Each entry below is to be printed verbatim.

- A block of data:
[start]

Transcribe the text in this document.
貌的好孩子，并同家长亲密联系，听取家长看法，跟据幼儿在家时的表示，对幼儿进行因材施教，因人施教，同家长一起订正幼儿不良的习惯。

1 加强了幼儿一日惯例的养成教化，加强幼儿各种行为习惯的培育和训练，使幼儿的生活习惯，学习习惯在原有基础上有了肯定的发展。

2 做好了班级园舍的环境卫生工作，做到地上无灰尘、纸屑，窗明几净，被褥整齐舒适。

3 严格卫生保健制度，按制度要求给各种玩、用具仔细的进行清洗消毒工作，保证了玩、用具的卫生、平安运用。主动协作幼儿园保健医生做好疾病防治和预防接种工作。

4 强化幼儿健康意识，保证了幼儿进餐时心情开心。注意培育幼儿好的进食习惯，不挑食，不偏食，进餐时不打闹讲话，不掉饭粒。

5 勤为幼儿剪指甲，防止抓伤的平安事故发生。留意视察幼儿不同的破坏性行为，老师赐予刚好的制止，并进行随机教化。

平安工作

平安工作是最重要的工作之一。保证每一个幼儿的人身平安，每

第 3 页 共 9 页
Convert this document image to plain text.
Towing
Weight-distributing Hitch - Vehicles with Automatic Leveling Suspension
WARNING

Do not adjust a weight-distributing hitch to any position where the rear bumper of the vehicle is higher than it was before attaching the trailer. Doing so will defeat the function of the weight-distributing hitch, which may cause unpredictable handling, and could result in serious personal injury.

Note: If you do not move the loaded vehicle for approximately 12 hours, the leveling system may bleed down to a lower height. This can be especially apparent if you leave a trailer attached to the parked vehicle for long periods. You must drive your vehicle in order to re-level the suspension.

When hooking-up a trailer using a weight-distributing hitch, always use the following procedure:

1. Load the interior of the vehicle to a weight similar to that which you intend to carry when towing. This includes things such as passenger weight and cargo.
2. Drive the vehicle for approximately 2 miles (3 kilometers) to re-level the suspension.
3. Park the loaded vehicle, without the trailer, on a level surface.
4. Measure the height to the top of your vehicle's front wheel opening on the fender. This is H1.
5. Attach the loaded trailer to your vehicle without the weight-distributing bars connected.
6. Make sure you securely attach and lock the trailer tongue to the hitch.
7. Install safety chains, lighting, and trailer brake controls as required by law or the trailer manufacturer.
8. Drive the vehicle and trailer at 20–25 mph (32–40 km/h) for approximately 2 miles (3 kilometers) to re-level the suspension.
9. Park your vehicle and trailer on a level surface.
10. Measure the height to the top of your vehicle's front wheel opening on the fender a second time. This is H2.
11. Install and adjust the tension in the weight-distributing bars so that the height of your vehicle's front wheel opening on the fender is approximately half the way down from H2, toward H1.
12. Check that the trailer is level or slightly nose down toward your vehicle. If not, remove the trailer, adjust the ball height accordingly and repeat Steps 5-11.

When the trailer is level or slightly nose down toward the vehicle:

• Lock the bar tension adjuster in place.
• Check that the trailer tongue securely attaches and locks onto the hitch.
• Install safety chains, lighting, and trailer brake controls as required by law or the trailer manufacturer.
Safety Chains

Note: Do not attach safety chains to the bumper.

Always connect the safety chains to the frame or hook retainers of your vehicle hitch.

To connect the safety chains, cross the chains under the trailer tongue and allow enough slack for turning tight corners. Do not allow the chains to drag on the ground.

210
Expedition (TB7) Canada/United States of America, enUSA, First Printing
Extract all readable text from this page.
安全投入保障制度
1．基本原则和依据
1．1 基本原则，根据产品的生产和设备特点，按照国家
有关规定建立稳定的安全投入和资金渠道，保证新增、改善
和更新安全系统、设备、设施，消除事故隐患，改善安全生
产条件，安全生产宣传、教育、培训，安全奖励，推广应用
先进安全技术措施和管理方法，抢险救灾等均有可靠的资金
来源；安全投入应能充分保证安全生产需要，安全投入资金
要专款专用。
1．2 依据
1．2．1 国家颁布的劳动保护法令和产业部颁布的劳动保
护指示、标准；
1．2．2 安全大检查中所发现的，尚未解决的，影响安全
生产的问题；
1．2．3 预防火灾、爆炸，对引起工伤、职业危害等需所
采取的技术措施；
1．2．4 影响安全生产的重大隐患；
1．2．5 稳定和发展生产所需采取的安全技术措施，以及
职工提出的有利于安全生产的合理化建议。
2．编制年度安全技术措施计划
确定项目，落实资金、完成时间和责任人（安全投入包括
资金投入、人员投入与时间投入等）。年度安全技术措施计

[end]

- Answer:
Transcribe the text in this document.
貌的好孩子，并同家长亲密联系，听取家长看法，跟据幼儿在家时的表示，对幼儿进行因材施教，因人施教，同家长一起订正幼儿不良的习惯。

1 加强了幼儿一日惯例的养成教化，加强幼儿各种行为习惯的培育和训练，使幼儿的生活习惯，学习习惯在原有基础上有了肯定的发展。

2 做好了班级园舍的环境卫生工作，做到地上无灰尘、纸屑，窗明几净，被褥整齐舒适。

3 严格卫生保健制度，按制度要求给各种玩、用具仔细的进行清洗消毒工作，保证了玩、用具的卫生、平安运用。主动协作幼儿园保健医生做好疾病防治和预防接种工作。

4 强化幼儿健康意识，保证了幼儿进餐时心情开心。注意培育幼儿好的进食习惯，不挑食，不偏食，进餐时不打闹讲话，不掉饭粒。

5 勤为幼儿剪指甲，防止抓伤的平安事故发生。留意视察幼儿不同的破坏性行为，老师赐予刚好的制止，并进行随机教化。

平安工作

平安工作是最重要的工作之一。保证每一个幼儿的人身平安，每

第 3 页 共 9 页
Convert this document image to plain text.
Towing
Weight-distributing Hitch - Vehicles with Automatic Leveling Suspension
WARNING

Do not adjust a weight-distributing hitch to any position where the rear bumper of the vehicle is higher than it was before attaching the trailer. Doing so will defeat the function of the weight-distributing hitch, which may cause unpredictable handling, and could result in serious personal injury.

Note: If you do not move the loaded vehicle for approximately 12 hours, the leveling system may bleed down to a lower height. This can be especially apparent if you leave a trailer attached to the parked vehicle for long periods. You must drive your vehicle in order to re-level the suspension.

When hooking-up a trailer using a weight-distributing hitch, always use the following procedure:

1. Load the interior of the vehicle to a weight similar to that which you intend to carry when towing. This includes things such as passenger weight and cargo.
2. Drive the vehicle for approximately 2 miles (3 kilometers) to re-level the suspension.
3. Park the loaded vehicle, without the trailer, on a level surface.
4. Measure the height to the top of your vehicle's front wheel opening on the fender. This is H1.
5. Attach the loaded trailer to your vehicle without the weight-distributing bars connected.
6. Make sure you securely attach and lock the trailer tongue to the hitch.
7. Install safety chains, lighting, and trailer brake controls as required by law or the trailer manufacturer.
8. Drive the vehicle and trailer at 20–25 mph (32–40 km/h) for approximately 2 miles (3 kilometers) to re-level the suspension.
9. Park your vehicle and trailer on a level surface.
10. Measure the height to the top of your vehicle's front wheel opening on the fender a second time. This is H2.
11. Install and adjust the tension in the weight-distributing bars so that the height of your vehicle's front wheel opening on the fender is approximately half the way down from H2, toward H1.
12. Check that the trailer is level or slightly nose down toward your vehicle. If not, remove the trailer, adjust the ball height accordingly and repeat Steps 5-11.

When the trailer is level or slightly nose down toward the vehicle:

• Lock the bar tension adjuster in place.
• Check that the trailer tongue securely attaches and locks onto the hitch.
• Install safety chains, lighting, and trailer brake controls as required by law or the trailer manufacturer.
Safety Chains

Note: Do not attach safety chains to the bumper.

Always connect the safety chains to the frame or hook retainers of your vehicle hitch.

To connect the safety chains, cross the chains under the trailer tongue and allow enough slack for turning tight corners. Do not allow the chains to drag on the ground.

210
Expedition (TB7) Canada/United States of America, enUSA, First Printing
Extract all readable text from this page.
安全投入保障制度
1．基本原则和依据
1．1 基本原则，根据产品的生产和设备特点，按照国家
有关规定建立稳定的安全投入和资金渠道，保证新增、改善
和更新安全系统、设备、设施，消除事故隐患，改善安全生
产条件，安全生产宣传、教育、培训，安全奖励，推广应用
先进安全技术措施和管理方法，抢险救灾等均有可靠的资金
来源；安全投入应能充分保证安全生产需要，安全投入资金
要专款专用。
1．2 依据
1．2．1 国家颁布的劳动保护法令和产业部颁布的劳动保
护指示、标准；
1．2．2 安全大检查中所发现的，尚未解决的，影响安全
生产的问题；
1．2．3 预防火灾、爆炸，对引起工伤、职业危害等需所
采取的技术措施；
1．2．4 影响安全生产的重大隐患；
1．2．5 稳定和发展生产所需采取的安全技术措施，以及
职工提出的有利于安全生产的合理化建议。
2．编制年度安全技术措施计划
确定项目，落实资金、完成时间和责任人（安全投入包括
资金投入、人员投入与时间投入等）。年度安全技术措施计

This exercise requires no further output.